◆ WHAT IS NEEDED:
Please render the records below as a Markdown table with the columns Row and Line. Give each non-blank line its own numbered row, and leave out the pictures.

────

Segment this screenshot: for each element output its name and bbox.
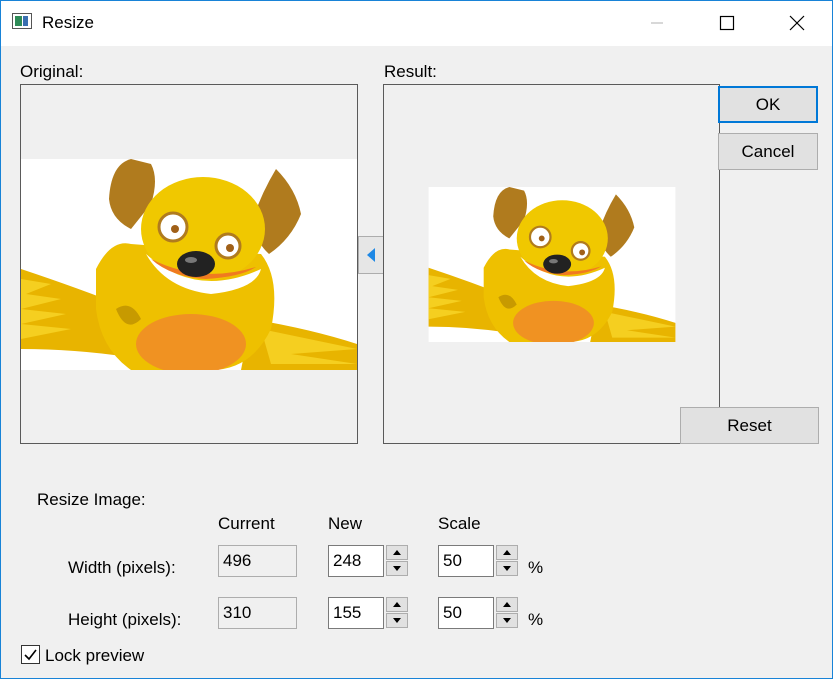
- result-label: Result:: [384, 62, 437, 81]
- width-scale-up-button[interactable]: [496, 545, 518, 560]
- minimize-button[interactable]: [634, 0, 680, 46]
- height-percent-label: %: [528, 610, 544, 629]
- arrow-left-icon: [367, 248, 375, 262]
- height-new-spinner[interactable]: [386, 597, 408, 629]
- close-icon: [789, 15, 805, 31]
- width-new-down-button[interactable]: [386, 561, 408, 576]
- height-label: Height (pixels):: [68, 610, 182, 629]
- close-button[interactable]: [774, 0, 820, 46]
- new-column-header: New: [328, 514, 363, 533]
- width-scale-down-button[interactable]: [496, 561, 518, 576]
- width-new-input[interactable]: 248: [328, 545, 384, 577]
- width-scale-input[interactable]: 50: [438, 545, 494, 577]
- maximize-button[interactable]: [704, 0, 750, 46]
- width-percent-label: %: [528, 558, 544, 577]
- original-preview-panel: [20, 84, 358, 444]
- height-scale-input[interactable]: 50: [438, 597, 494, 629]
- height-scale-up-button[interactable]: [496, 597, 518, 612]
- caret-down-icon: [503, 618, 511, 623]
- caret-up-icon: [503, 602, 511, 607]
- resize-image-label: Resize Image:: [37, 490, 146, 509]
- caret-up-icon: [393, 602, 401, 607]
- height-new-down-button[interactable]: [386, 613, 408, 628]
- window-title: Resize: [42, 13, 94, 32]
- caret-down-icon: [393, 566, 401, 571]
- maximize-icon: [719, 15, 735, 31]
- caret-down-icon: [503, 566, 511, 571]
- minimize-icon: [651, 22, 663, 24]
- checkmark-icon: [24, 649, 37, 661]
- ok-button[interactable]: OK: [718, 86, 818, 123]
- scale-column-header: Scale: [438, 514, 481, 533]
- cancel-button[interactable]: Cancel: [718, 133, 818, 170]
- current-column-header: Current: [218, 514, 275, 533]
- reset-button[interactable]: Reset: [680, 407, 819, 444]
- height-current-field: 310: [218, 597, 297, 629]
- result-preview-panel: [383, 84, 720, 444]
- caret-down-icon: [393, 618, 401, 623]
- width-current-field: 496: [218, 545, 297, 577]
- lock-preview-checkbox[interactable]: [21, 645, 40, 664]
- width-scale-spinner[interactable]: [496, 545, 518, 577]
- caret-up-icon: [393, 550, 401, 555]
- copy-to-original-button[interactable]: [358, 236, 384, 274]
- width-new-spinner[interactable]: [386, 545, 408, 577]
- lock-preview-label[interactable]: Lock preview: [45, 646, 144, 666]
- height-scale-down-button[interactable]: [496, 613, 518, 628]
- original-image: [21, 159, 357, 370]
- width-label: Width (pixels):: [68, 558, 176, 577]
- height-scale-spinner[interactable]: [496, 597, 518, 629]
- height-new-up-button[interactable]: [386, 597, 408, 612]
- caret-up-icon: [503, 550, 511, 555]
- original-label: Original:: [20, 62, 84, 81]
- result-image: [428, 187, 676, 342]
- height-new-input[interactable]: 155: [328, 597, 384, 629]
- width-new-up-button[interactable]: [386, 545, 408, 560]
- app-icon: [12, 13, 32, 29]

────

◆ WORKED SOLUTION:
| Row | Line |
|---|---|
| 1 | Segment this screenshot: for each element output its name and bbox. |
| 2 | - result-label: Result:: [384, 62, 437, 81] |
| 3 | - width-scale-up-button[interactable]: [496, 545, 518, 560] |
| 4 | - minimize-button[interactable]: [634, 0, 680, 46] |
| 5 | - height-percent-label: %: [528, 610, 544, 629] |
| 6 | - arrow-left-icon: [367, 248, 375, 262] |
| 7 | - height-new-spinner[interactable]: [386, 597, 408, 629] |
| 8 | - close-icon: [789, 15, 805, 31] |
| 9 | - width-new-down-button[interactable]: [386, 561, 408, 576] |
| 10 | - height-label: Height (pixels):: [68, 610, 182, 629] |
| 11 | - close-button[interactable]: [774, 0, 820, 46] |
| 12 | - new-column-header: New: [328, 514, 363, 533] |
| 13 | - width-scale-down-button[interactable]: [496, 561, 518, 576] |
| 14 | - width-new-input[interactable]: 248: [328, 545, 384, 577] |
| 15 | - width-scale-input[interactable]: 50: [438, 545, 494, 577] |
| 16 | - maximize-button[interactable]: [704, 0, 750, 46] |
| 17 | - width-percent-label: %: [528, 558, 544, 577] |
| 18 | - original-preview-panel: [20, 84, 358, 444] |
| 19 | - height-scale-input[interactable]: 50: [438, 597, 494, 629] |
| 20 | - height-scale-up-button[interactable]: [496, 597, 518, 612] |
| 21 | - caret-down-icon: [503, 618, 511, 623] |
| 22 | - caret-up-icon: [503, 602, 511, 607] |
| 23 | - resize-image-label: Resize Image:: [37, 490, 146, 509] |
| 24 | - caret-up-icon: [393, 602, 401, 607] |
| 25 | - height-new-down-button[interactable]: [386, 613, 408, 628] |
| 26 | - window-title: Resize: [42, 13, 94, 32] |
| 27 | - caret-down-icon: [393, 566, 401, 571] |
| 28 | - maximize-icon: [719, 15, 735, 31] |
| 29 | - caret-down-icon: [503, 566, 511, 571] |
| 30 | - minimize-icon: [651, 22, 663, 24] |
| 31 | - checkmark-icon: [24, 649, 37, 661] |
| 32 | - ok-button[interactable]: OK: [718, 86, 818, 123] |
| 33 | - scale-column-header: Scale: [438, 514, 481, 533] |
| 34 | - cancel-button[interactable]: Cancel: [718, 133, 818, 170] |
| 35 | - current-column-header: Current: [218, 514, 275, 533] |
| 36 | - reset-button[interactable]: Reset: [680, 407, 819, 444] |
| 37 | - height-current-field: 310: [218, 597, 297, 629] |
| 38 | - result-preview-panel: [383, 84, 720, 444] |
| 39 | - caret-down-icon: [393, 618, 401, 623] |
| 40 | - width-current-field: 496: [218, 545, 297, 577] |
| 41 | - lock-preview-checkbox[interactable]: [21, 645, 40, 664] |
| 42 | - width-scale-spinner[interactable]: [496, 545, 518, 577] |
| 43 | - caret-up-icon: [393, 550, 401, 555] |
| 44 | - copy-to-original-button[interactable]: [358, 236, 384, 274] |
| 45 | - width-new-spinner[interactable]: [386, 545, 408, 577] |
| 46 | - lock-preview-label[interactable]: Lock preview: [45, 646, 144, 666] |
| 47 | - height-scale-down-button[interactable]: [496, 613, 518, 628] |
| 48 | - original-image: [21, 159, 357, 370] |
| 49 | - width-label: Width (pixels):: [68, 558, 176, 577] |
| 50 | - height-scale-spinner[interactable]: [496, 597, 518, 629] |
| 51 | - height-new-up-button[interactable]: [386, 597, 408, 612] |
| 52 | - caret-up-icon: [503, 550, 511, 555] |
| 53 | - original-label: Original:: [20, 62, 84, 81] |
| 54 | - result-image: [428, 187, 676, 342] |
| 55 | - height-new-input[interactable]: 155: [328, 597, 384, 629] |
| 56 | - width-new-up-button[interactable]: [386, 545, 408, 560] |
| 57 | - app-icon: [12, 13, 32, 29] |